Locate all lines with the word "subtitle" and copy them out.

## start Provided entries

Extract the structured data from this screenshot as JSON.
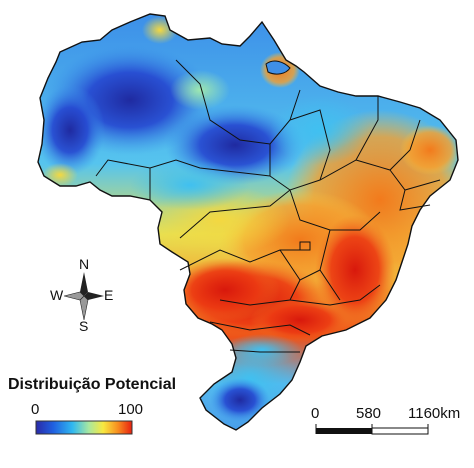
{
  "legend": {
    "title": "Distribuição Potencial",
    "min_label": "0",
    "max_label": "100",
    "colors": [
      "#2a2aa8",
      "#2060e0",
      "#30b8f0",
      "#a8e8a0",
      "#f8e840",
      "#f89020",
      "#e82010"
    ]
  },
  "compass": {
    "north": "N",
    "south": "S",
    "east": "E",
    "west": "W"
  },
  "scale_bar": {
    "ticks": [
      "0",
      "580",
      "1160km"
    ]
  },
  "palette": {
    "high": "#e8300c",
    "mid_high": "#f59a2a",
    "mid": "#f3e24a",
    "low_mid": "#8fe0b8",
    "low": "#3fb6f0",
    "very_low": "#2a4ed8",
    "min": "#2222a0",
    "border": "#111111"
  }
}
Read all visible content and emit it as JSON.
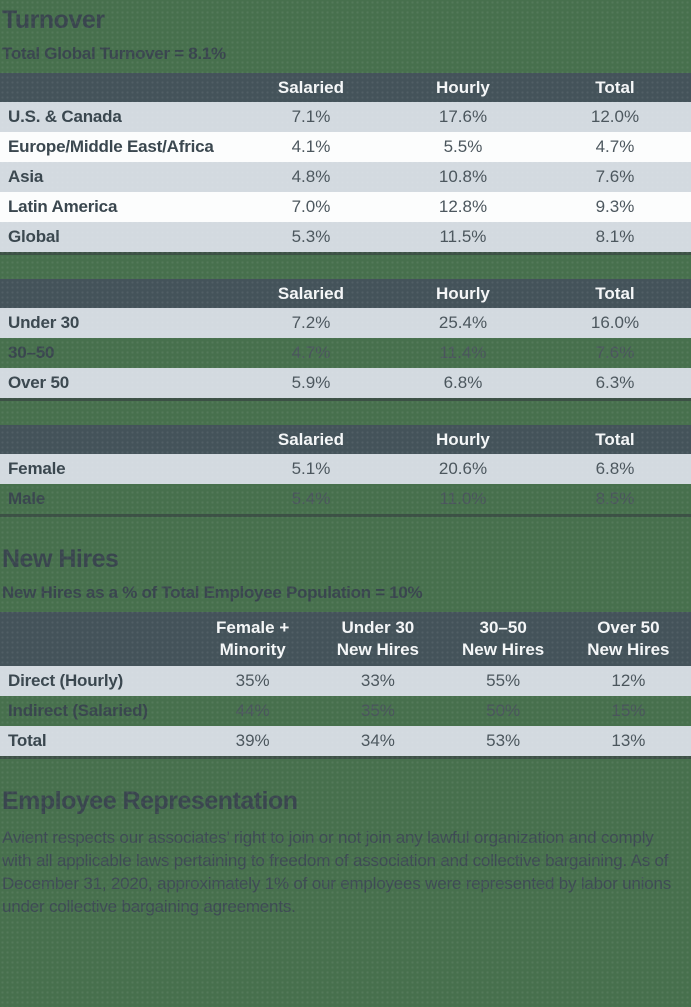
{
  "colors": {
    "page_bg": "#47704d",
    "table_header_bg": "#44535a",
    "row_gray": "#d3dae0",
    "row_white": "#fcfdfd",
    "header_text": "#f4f6f7",
    "title_text": "#39454e",
    "value_text": "#4a555c",
    "table_bottom_border": "#3c5145"
  },
  "turnover": {
    "title": "Turnover",
    "subtitle": "Total Global Turnover = 8.1%",
    "region_table": {
      "columns": [
        "Salaried",
        "Hourly",
        "Total"
      ],
      "rows": [
        {
          "label": "U.S. & Canada",
          "values": [
            "7.1%",
            "17.6%",
            "12.0%"
          ]
        },
        {
          "label": "Europe/Middle East/Africa",
          "values": [
            "4.1%",
            "5.5%",
            "4.7%"
          ]
        },
        {
          "label": "Asia",
          "values": [
            "4.8%",
            "10.8%",
            "7.6%"
          ]
        },
        {
          "label": "Latin America",
          "values": [
            "7.0%",
            "12.8%",
            "9.3%"
          ]
        },
        {
          "label": "Global",
          "values": [
            "5.3%",
            "11.5%",
            "8.1%"
          ]
        }
      ]
    },
    "age_table": {
      "columns": [
        "Salaried",
        "Hourly",
        "Total"
      ],
      "rows": [
        {
          "label": "Under 30",
          "values": [
            "7.2%",
            "25.4%",
            "16.0%"
          ]
        },
        {
          "label": "30–50",
          "values": [
            "4.7%",
            "11.4%",
            "7.6%"
          ]
        },
        {
          "label": "Over 50",
          "values": [
            "5.9%",
            "6.8%",
            "6.3%"
          ]
        }
      ]
    },
    "gender_table": {
      "columns": [
        "Salaried",
        "Hourly",
        "Total"
      ],
      "rows": [
        {
          "label": "Female",
          "values": [
            "5.1%",
            "20.6%",
            "6.8%"
          ]
        },
        {
          "label": "Male",
          "values": [
            "5.4%",
            "11.0%",
            "8.5%"
          ]
        }
      ]
    }
  },
  "new_hires": {
    "title": "New Hires",
    "subtitle": "New Hires as a % of Total Employee Population = 10%",
    "table": {
      "columns": [
        "Female +\nMinority",
        "Under 30\nNew Hires",
        "30–50\nNew Hires",
        "Over 50\nNew Hires"
      ],
      "rows": [
        {
          "label": "Direct (Hourly)",
          "values": [
            "35%",
            "33%",
            "55%",
            "12%"
          ]
        },
        {
          "label": "Indirect (Salaried)",
          "values": [
            "44%",
            "35%",
            "50%",
            "15%"
          ]
        },
        {
          "label": "Total",
          "values": [
            "39%",
            "34%",
            "53%",
            "13%"
          ]
        }
      ]
    }
  },
  "employee_representation": {
    "title": "Employee Representation",
    "body": "Avient respects our associates’ right to join or not join any lawful organization and comply with all applicable laws pertaining to freedom of association and collective bargaining. As of December 31, 2020, approximately 1% of our employees were represented by labor unions under collective bargaining agreements."
  }
}
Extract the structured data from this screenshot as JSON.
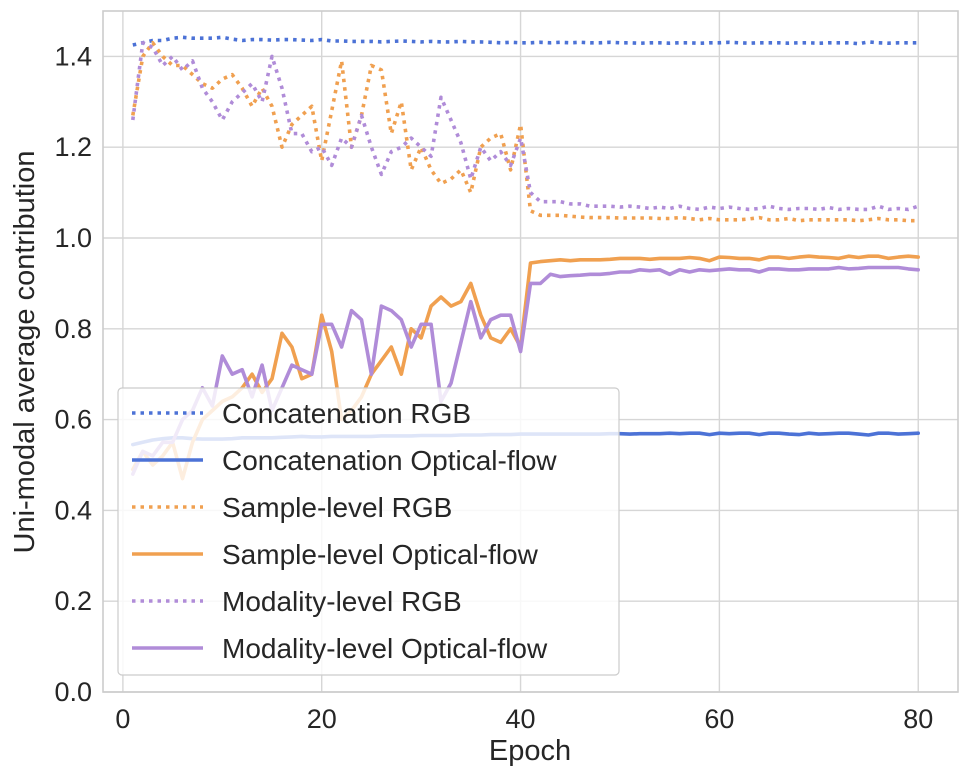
{
  "chart_data": {
    "type": "line",
    "title": "",
    "xlabel": "Epoch",
    "ylabel": "Uni-modal average contribution",
    "xlim": [
      -2,
      84
    ],
    "ylim": [
      0.0,
      1.5
    ],
    "xticks": [
      0,
      20,
      40,
      60,
      80
    ],
    "yticks": [
      0.0,
      0.2,
      0.4,
      0.6,
      0.8,
      1.0,
      1.2,
      1.4
    ],
    "xtick_labels": [
      "0",
      "20",
      "40",
      "60",
      "80"
    ],
    "ytick_labels": [
      "0.0",
      "0.2",
      "0.4",
      "0.6",
      "0.8",
      "1.0",
      "1.2",
      "1.4"
    ],
    "grid": true,
    "legend_position": "lower-left",
    "x": [
      1,
      2,
      3,
      4,
      5,
      6,
      7,
      8,
      9,
      10,
      11,
      12,
      13,
      14,
      15,
      16,
      17,
      18,
      19,
      20,
      21,
      22,
      23,
      24,
      25,
      26,
      27,
      28,
      29,
      30,
      31,
      32,
      33,
      34,
      35,
      36,
      37,
      38,
      39,
      40,
      41,
      42,
      43,
      44,
      45,
      46,
      47,
      48,
      49,
      50,
      51,
      52,
      53,
      54,
      55,
      56,
      57,
      58,
      59,
      60,
      61,
      62,
      63,
      64,
      65,
      66,
      67,
      68,
      69,
      70,
      71,
      72,
      73,
      74,
      75,
      76,
      77,
      78,
      79,
      80
    ],
    "series": [
      {
        "name": "Concatenation RGB",
        "color": "#4c72d6",
        "style": "dotted",
        "values": [
          1.425,
          1.43,
          1.435,
          1.435,
          1.44,
          1.442,
          1.44,
          1.44,
          1.44,
          1.442,
          1.438,
          1.435,
          1.437,
          1.437,
          1.436,
          1.437,
          1.437,
          1.436,
          1.435,
          1.437,
          1.434,
          1.434,
          1.433,
          1.433,
          1.433,
          1.432,
          1.433,
          1.434,
          1.433,
          1.432,
          1.433,
          1.432,
          1.432,
          1.433,
          1.432,
          1.432,
          1.431,
          1.43,
          1.431,
          1.43,
          1.43,
          1.431,
          1.43,
          1.431,
          1.43,
          1.431,
          1.43,
          1.43,
          1.431,
          1.43,
          1.43,
          1.429,
          1.43,
          1.43,
          1.429,
          1.43,
          1.43,
          1.429,
          1.43,
          1.43,
          1.431,
          1.43,
          1.429,
          1.43,
          1.43,
          1.43,
          1.429,
          1.43,
          1.43,
          1.429,
          1.43,
          1.43,
          1.43,
          1.428,
          1.432,
          1.43,
          1.429,
          1.43,
          1.43,
          1.43
        ]
      },
      {
        "name": "Concatenation Optical-flow",
        "color": "#4c72d6",
        "style": "solid",
        "values": [
          0.545,
          0.55,
          0.555,
          0.558,
          0.56,
          0.56,
          0.558,
          0.557,
          0.557,
          0.557,
          0.558,
          0.56,
          0.56,
          0.56,
          0.56,
          0.561,
          0.562,
          0.563,
          0.562,
          0.562,
          0.563,
          0.563,
          0.563,
          0.563,
          0.563,
          0.564,
          0.564,
          0.564,
          0.564,
          0.565,
          0.565,
          0.565,
          0.565,
          0.566,
          0.566,
          0.566,
          0.567,
          0.567,
          0.567,
          0.568,
          0.568,
          0.568,
          0.568,
          0.568,
          0.568,
          0.568,
          0.568,
          0.568,
          0.569,
          0.569,
          0.568,
          0.569,
          0.569,
          0.569,
          0.57,
          0.569,
          0.57,
          0.57,
          0.567,
          0.57,
          0.569,
          0.57,
          0.57,
          0.567,
          0.57,
          0.57,
          0.568,
          0.567,
          0.57,
          0.568,
          0.569,
          0.57,
          0.57,
          0.568,
          0.566,
          0.57,
          0.57,
          0.568,
          0.569,
          0.57
        ]
      },
      {
        "name": "Sample-level RGB",
        "color": "#f0a050",
        "style": "dotted",
        "values": [
          1.27,
          1.4,
          1.43,
          1.4,
          1.38,
          1.38,
          1.36,
          1.34,
          1.33,
          1.35,
          1.36,
          1.33,
          1.29,
          1.33,
          1.29,
          1.2,
          1.25,
          1.27,
          1.29,
          1.17,
          1.28,
          1.39,
          1.2,
          1.27,
          1.38,
          1.37,
          1.23,
          1.3,
          1.15,
          1.2,
          1.15,
          1.12,
          1.13,
          1.15,
          1.1,
          1.2,
          1.22,
          1.23,
          1.15,
          1.25,
          1.06,
          1.05,
          1.05,
          1.05,
          1.048,
          1.046,
          1.045,
          1.045,
          1.045,
          1.044,
          1.044,
          1.044,
          1.044,
          1.043,
          1.043,
          1.045,
          1.043,
          1.04,
          1.043,
          1.04,
          1.04,
          1.04,
          1.042,
          1.045,
          1.04,
          1.04,
          1.043,
          1.038,
          1.04,
          1.04,
          1.04,
          1.04,
          1.04,
          1.038,
          1.04,
          1.043,
          1.04,
          1.04,
          1.038,
          1.038
        ]
      },
      {
        "name": "Sample-level Optical-flow",
        "color": "#f0a050",
        "style": "solid",
        "values": [
          0.49,
          0.53,
          0.5,
          0.52,
          0.55,
          0.47,
          0.55,
          0.6,
          0.62,
          0.64,
          0.65,
          0.67,
          0.7,
          0.66,
          0.69,
          0.79,
          0.76,
          0.69,
          0.7,
          0.83,
          0.75,
          0.6,
          0.62,
          0.65,
          0.7,
          0.73,
          0.76,
          0.7,
          0.8,
          0.78,
          0.85,
          0.87,
          0.85,
          0.86,
          0.9,
          0.83,
          0.78,
          0.77,
          0.8,
          0.76,
          0.945,
          0.948,
          0.95,
          0.952,
          0.95,
          0.952,
          0.952,
          0.952,
          0.953,
          0.955,
          0.955,
          0.955,
          0.953,
          0.955,
          0.955,
          0.955,
          0.957,
          0.955,
          0.95,
          0.958,
          0.957,
          0.955,
          0.955,
          0.952,
          0.958,
          0.958,
          0.955,
          0.958,
          0.96,
          0.958,
          0.957,
          0.955,
          0.96,
          0.957,
          0.96,
          0.96,
          0.955,
          0.958,
          0.96,
          0.958
        ]
      },
      {
        "name": "Modality-level RGB",
        "color": "#b08cd8",
        "style": "dotted",
        "values": [
          1.26,
          1.43,
          1.42,
          1.38,
          1.4,
          1.37,
          1.39,
          1.33,
          1.3,
          1.26,
          1.3,
          1.32,
          1.34,
          1.3,
          1.4,
          1.33,
          1.23,
          1.23,
          1.19,
          1.2,
          1.16,
          1.22,
          1.2,
          1.27,
          1.2,
          1.14,
          1.19,
          1.2,
          1.22,
          1.2,
          1.18,
          1.31,
          1.26,
          1.21,
          1.13,
          1.2,
          1.17,
          1.19,
          1.16,
          1.22,
          1.1,
          1.08,
          1.08,
          1.08,
          1.075,
          1.075,
          1.07,
          1.07,
          1.07,
          1.068,
          1.07,
          1.068,
          1.065,
          1.068,
          1.065,
          1.07,
          1.065,
          1.063,
          1.068,
          1.065,
          1.068,
          1.065,
          1.063,
          1.065,
          1.07,
          1.065,
          1.063,
          1.065,
          1.065,
          1.063,
          1.067,
          1.063,
          1.065,
          1.063,
          1.063,
          1.07,
          1.063,
          1.065,
          1.063,
          1.07
        ]
      },
      {
        "name": "Modality-level Optical-flow",
        "color": "#b08cd8",
        "style": "solid",
        "values": [
          0.48,
          0.53,
          0.52,
          0.55,
          0.55,
          0.6,
          0.62,
          0.67,
          0.63,
          0.74,
          0.7,
          0.71,
          0.65,
          0.72,
          0.62,
          0.67,
          0.72,
          0.71,
          0.7,
          0.81,
          0.81,
          0.76,
          0.84,
          0.82,
          0.7,
          0.85,
          0.84,
          0.82,
          0.76,
          0.81,
          0.81,
          0.64,
          0.68,
          0.77,
          0.86,
          0.78,
          0.82,
          0.83,
          0.83,
          0.75,
          0.9,
          0.9,
          0.92,
          0.915,
          0.917,
          0.918,
          0.92,
          0.92,
          0.922,
          0.925,
          0.925,
          0.93,
          0.928,
          0.93,
          0.92,
          0.93,
          0.925,
          0.93,
          0.928,
          0.93,
          0.932,
          0.93,
          0.93,
          0.925,
          0.932,
          0.932,
          0.93,
          0.93,
          0.932,
          0.932,
          0.932,
          0.935,
          0.932,
          0.933,
          0.935,
          0.935,
          0.935,
          0.935,
          0.932,
          0.93
        ]
      }
    ]
  }
}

## end Provided entries

Exercise output:
    "subtitle": "Total Global Turnover = 8.1%",
    "subtitle": "New Hires as a % of Total Employee Population = 10%",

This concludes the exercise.